COURT OF APPEAL OF FIJI


Civil Jurisdiction


THE LABOUR OFFICER AND ON BEHALF OF RAJPATHI

(WIDOW), BISUN DEO (SON), ANIL DEO (SON), DEO RAM (SON), KAMAL KALA (DAUGHTER) AND HARISH CHAND DEO (GRANDSON) OF SUKHU (s/o BUDHU SINGH), DECEASED


v


FIJI SUGAR CORPORATION LIMITED


Roper, J. A., Mishra, J. A.,O'Regan, J. A.


Date of Hearing: 24 October 1985
Date of Judgment: 8 November 1985


Workmen's Compensation − Established atherosclerosis − coronary occlusion − no evidence of stress mental or physical in work − no evidence of injury which arose out of employment − no evidence to justify shifting of onus − distinction between "accident" and "injury" − "stress " − "accident" in as occlusion − "injury in as "infarct"


S. P. Sharma & A. Abbas for Appellant
D. C. Maharaj & K. C. Chaganlal for Respondent


Appeal against a dismissal on 10 May 1985 by the Supreme Court of an appeal to it from the Magistrate's Court which on 28 September, 1983 had found in favour of the respondent (defendant) in a claim of workmen's compensation.


Deceased had been employed by the defendant for some 30 years, finally as a launch captain. At about 4 a.m. on 22 August 1980 with a crew of two he took the launch with barges in tow from Labasa to Malau. There the vessels were secured and unloaded. The deceased took no part in this activity. Later, when he was sitting on the jetty he collapsed, fell to the ground and was taken to the hospital to which he was admitted about 10 a.m. He was pronounced dead shortly afterwards.


Medical evidence was that the deceased had an advanced condition of atherosclerosis from which, apparently, he had suffered for many years. This had given rise to a coronary occlusion which, in turn caused a fatal myorcardial infarction.


It was conceded before the Judge inter alia that the deceased had:


" .......suffered personal injury which occurred during the course of his employment.

Problems to solve:
1. In the court report, what was the deceased's final position with the defendant?
2. Copy word for word the part of the court report starting at "Deceased had been" and ending at "of his employment.".

Data for analysis:
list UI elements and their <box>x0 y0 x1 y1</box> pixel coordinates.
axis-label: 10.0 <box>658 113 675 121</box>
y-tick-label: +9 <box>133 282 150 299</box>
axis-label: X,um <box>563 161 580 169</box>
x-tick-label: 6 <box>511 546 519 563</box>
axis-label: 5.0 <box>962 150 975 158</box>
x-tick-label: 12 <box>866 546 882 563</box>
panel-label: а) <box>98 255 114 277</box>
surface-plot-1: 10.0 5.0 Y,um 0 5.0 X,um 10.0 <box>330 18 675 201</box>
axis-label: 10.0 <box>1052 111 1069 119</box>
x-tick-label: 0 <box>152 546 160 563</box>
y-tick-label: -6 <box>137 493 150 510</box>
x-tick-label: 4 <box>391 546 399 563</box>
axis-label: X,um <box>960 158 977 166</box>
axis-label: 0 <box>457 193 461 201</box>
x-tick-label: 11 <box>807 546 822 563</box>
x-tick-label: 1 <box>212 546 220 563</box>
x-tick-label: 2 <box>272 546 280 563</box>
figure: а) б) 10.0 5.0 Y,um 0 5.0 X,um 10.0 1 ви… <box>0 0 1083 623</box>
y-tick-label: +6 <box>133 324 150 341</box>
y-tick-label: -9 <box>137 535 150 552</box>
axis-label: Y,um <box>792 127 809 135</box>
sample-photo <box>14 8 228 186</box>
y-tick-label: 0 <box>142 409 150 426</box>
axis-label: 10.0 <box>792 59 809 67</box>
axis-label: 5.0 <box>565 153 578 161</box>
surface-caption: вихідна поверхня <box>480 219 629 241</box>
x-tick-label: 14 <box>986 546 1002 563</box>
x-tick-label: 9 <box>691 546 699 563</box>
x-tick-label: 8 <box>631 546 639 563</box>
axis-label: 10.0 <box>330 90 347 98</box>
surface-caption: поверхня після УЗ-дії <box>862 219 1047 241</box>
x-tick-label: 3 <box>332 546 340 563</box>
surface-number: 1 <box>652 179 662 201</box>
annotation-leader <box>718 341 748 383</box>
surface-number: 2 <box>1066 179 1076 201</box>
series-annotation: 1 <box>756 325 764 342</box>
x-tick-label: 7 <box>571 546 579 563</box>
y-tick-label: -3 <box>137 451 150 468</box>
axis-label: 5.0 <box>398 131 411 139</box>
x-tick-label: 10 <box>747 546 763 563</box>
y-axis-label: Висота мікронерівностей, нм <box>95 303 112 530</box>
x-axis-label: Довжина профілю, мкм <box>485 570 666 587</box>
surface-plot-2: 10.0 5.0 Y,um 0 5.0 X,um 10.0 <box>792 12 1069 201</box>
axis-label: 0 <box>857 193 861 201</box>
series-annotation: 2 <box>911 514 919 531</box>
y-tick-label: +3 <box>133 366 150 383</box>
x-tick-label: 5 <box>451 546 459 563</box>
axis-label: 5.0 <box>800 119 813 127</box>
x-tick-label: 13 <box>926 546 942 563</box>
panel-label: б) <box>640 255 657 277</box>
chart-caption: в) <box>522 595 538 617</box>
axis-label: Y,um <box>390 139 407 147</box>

Task-by-task answers:
1. He was a launch captain.

2.
Deceased had been employed by the defendant for some 30 years, finally as a launch captain. At about 4 a.m. on 22 August 1980 with a crew of two he took the launch with barges in tow from Labasa to Malau. There the vessels were secured and unloaded. The deceased took no part in this activity. Later, when he was sitting on the jetty he collapsed, fell to the ground and was taken to the hospital to which he was admitted about 10 a.m. He was pronounced dead shortly afterwards.


Medical evidence was that the deceased had an advanced condition of atherosclerosis from which, apparently, he had suffered for many years. This had given rise to a coronary occlusion which, in turn caused a fatal myorcardial infarction.


It was conceded before the Judge inter alia that the deceased had:


" .......suffered personal injury which occurred during the course of his employment.